### EXERCISE DIRECTIONS
Please extract the records below word for word, beginning at their first line and stopping after the line that contains "15, 887, 85]", with that line included.

Dataset entries:
┄┄┄┄┄┄┄┄┄┄
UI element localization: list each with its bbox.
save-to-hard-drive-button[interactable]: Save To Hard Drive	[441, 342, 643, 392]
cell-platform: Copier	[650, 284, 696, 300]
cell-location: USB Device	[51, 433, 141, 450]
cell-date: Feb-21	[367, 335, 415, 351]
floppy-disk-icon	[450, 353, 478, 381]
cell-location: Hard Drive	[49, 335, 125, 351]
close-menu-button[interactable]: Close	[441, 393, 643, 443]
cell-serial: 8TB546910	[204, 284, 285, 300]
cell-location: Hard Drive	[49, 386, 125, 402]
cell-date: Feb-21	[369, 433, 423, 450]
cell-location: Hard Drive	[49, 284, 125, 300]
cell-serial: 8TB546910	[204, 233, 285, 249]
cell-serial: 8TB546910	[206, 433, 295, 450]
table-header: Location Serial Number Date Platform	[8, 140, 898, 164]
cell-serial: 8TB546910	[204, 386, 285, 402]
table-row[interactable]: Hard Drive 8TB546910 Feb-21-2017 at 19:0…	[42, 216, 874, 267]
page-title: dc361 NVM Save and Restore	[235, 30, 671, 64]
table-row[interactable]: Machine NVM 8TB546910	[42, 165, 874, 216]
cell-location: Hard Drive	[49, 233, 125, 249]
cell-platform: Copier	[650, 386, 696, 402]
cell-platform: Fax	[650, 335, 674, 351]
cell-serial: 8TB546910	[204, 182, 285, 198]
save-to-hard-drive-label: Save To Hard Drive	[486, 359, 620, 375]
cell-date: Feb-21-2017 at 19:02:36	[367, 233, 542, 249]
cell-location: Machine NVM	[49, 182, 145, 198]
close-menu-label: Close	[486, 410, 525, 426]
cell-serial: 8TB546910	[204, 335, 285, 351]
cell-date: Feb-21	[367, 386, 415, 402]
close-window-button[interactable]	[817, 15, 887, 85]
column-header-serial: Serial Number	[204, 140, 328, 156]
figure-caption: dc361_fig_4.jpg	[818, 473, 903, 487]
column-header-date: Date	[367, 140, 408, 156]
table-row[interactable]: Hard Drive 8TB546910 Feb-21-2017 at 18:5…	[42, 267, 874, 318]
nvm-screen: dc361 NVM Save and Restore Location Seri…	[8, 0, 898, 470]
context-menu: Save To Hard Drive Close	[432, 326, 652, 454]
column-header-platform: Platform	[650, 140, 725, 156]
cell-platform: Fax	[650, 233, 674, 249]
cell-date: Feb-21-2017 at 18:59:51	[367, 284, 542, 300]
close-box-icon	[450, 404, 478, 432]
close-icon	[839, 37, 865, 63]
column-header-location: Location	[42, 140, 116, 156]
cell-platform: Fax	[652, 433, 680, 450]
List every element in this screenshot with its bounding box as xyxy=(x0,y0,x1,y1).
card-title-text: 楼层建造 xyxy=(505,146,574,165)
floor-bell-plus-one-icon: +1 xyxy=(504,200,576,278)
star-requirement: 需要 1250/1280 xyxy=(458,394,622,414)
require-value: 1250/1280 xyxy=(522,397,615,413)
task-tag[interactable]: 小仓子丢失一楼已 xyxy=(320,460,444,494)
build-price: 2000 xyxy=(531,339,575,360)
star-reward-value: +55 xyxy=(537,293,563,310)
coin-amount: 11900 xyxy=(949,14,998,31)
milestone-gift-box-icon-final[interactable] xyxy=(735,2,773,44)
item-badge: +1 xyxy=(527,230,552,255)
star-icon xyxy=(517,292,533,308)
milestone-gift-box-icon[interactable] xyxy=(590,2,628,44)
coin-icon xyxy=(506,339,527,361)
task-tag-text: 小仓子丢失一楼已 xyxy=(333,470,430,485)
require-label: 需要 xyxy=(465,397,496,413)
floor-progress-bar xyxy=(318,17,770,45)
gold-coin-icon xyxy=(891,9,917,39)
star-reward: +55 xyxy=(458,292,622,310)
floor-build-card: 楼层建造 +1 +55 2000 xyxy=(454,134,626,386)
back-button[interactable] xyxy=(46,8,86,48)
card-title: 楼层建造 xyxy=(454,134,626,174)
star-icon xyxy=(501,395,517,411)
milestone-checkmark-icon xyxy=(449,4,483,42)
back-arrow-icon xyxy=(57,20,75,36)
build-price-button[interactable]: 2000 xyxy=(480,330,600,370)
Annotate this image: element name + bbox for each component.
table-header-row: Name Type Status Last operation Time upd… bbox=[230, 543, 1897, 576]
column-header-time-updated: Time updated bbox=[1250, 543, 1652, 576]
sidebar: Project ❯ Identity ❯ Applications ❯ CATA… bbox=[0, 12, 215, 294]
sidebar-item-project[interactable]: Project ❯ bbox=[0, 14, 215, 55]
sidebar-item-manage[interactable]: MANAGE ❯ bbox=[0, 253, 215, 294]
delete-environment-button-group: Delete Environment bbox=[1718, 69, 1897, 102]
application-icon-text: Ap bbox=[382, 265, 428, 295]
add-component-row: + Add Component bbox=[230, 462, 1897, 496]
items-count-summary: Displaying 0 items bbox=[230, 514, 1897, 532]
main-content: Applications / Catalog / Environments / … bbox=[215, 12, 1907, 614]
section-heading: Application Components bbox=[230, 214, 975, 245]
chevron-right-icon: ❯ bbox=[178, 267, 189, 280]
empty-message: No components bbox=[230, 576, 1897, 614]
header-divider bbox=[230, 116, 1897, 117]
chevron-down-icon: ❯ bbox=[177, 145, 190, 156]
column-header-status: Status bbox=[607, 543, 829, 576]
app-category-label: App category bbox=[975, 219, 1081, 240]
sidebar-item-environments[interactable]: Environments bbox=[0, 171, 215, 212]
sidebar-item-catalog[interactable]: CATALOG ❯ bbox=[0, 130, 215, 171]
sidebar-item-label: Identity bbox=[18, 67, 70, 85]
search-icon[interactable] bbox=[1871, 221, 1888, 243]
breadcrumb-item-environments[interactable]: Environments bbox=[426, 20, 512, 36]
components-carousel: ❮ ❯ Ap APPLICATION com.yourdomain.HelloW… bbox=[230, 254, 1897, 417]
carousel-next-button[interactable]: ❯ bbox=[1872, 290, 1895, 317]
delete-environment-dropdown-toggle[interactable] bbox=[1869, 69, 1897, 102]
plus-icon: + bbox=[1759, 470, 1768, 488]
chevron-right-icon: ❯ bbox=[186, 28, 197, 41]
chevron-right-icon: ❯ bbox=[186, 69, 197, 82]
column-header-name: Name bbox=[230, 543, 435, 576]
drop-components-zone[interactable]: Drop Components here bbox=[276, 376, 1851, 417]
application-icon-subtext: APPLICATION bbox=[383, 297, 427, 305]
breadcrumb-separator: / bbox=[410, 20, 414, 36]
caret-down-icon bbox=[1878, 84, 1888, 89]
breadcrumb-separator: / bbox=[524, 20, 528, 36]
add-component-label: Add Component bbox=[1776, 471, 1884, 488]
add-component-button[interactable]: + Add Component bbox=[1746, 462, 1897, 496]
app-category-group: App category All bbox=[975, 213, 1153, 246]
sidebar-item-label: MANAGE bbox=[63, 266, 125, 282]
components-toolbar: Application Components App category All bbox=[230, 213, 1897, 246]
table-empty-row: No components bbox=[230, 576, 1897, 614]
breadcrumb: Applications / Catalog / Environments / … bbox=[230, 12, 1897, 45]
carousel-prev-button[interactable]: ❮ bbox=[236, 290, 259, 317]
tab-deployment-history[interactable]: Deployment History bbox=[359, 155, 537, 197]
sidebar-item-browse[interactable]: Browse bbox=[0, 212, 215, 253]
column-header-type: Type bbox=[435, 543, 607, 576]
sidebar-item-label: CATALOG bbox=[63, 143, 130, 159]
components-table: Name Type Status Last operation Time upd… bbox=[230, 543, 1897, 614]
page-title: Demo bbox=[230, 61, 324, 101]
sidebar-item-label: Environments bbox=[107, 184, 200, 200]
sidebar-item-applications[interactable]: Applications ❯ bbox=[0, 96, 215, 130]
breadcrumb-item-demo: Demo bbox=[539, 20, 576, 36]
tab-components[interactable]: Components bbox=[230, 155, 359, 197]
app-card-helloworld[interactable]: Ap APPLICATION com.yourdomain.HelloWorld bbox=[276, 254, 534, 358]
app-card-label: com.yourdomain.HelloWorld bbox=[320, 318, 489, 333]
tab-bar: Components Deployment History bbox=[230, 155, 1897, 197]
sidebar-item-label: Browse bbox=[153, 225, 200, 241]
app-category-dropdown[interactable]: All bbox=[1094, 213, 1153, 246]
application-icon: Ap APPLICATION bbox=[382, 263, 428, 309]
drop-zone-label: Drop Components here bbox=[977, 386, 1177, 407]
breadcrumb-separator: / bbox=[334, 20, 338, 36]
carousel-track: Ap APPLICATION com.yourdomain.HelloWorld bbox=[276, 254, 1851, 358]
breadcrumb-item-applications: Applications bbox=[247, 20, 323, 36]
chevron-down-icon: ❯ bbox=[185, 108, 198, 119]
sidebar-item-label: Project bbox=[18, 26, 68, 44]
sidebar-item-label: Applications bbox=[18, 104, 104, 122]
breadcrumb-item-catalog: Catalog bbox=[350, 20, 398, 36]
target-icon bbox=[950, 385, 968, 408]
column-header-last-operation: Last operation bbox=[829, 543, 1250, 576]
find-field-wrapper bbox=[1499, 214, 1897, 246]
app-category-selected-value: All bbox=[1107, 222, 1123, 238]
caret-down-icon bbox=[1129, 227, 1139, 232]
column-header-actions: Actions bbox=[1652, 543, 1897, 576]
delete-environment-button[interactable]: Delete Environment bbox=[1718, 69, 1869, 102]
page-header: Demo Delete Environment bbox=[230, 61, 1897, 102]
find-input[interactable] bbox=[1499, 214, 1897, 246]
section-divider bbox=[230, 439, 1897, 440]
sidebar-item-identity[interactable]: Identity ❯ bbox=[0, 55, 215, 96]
┄┄┄┄┄┄┄┄┄┄
### THE COMPLETED TASK
UI element localization: list each with its bbox.
save-to-hard-drive-button[interactable]: Save To Hard Drive	[441, 342, 643, 392]
cell-platform: Copier	[650, 284, 696, 300]
cell-location: USB Device	[51, 433, 141, 450]
cell-date: Feb-21	[367, 335, 415, 351]
floppy-disk-icon	[450, 353, 478, 381]
cell-location: Hard Drive	[49, 335, 125, 351]
close-menu-button[interactable]: Close	[441, 393, 643, 443]
cell-serial: 8TB546910	[204, 284, 285, 300]
cell-location: Hard Drive	[49, 386, 125, 402]
cell-date: Feb-21	[369, 433, 423, 450]
cell-location: Hard Drive	[49, 284, 125, 300]
cell-serial: 8TB546910	[204, 233, 285, 249]
cell-serial: 8TB546910	[206, 433, 295, 450]
table-header: Location Serial Number Date Platform	[8, 140, 898, 164]
cell-serial: 8TB546910	[204, 386, 285, 402]
table-row[interactable]: Hard Drive 8TB546910 Feb-21-2017 at 19:0…	[42, 216, 874, 267]
page-title: dc361 NVM Save and Restore	[235, 30, 671, 64]
table-row[interactable]: Machine NVM 8TB546910	[42, 165, 874, 216]
cell-location: Hard Drive	[49, 233, 125, 249]
cell-platform: Copier	[650, 386, 696, 402]
cell-platform: Fax	[650, 335, 674, 351]
cell-serial: 8TB546910	[204, 182, 285, 198]
save-to-hard-drive-label: Save To Hard Drive	[486, 359, 620, 375]
cell-date: Feb-21-2017 at 19:02:36	[367, 233, 542, 249]
cell-location: Machine NVM	[49, 182, 145, 198]
close-menu-label: Close	[486, 410, 525, 426]
cell-serial: 8TB546910	[204, 335, 285, 351]
cell-date: Feb-21	[367, 386, 415, 402]
close-window-button[interactable]	[817, 15, 887, 85]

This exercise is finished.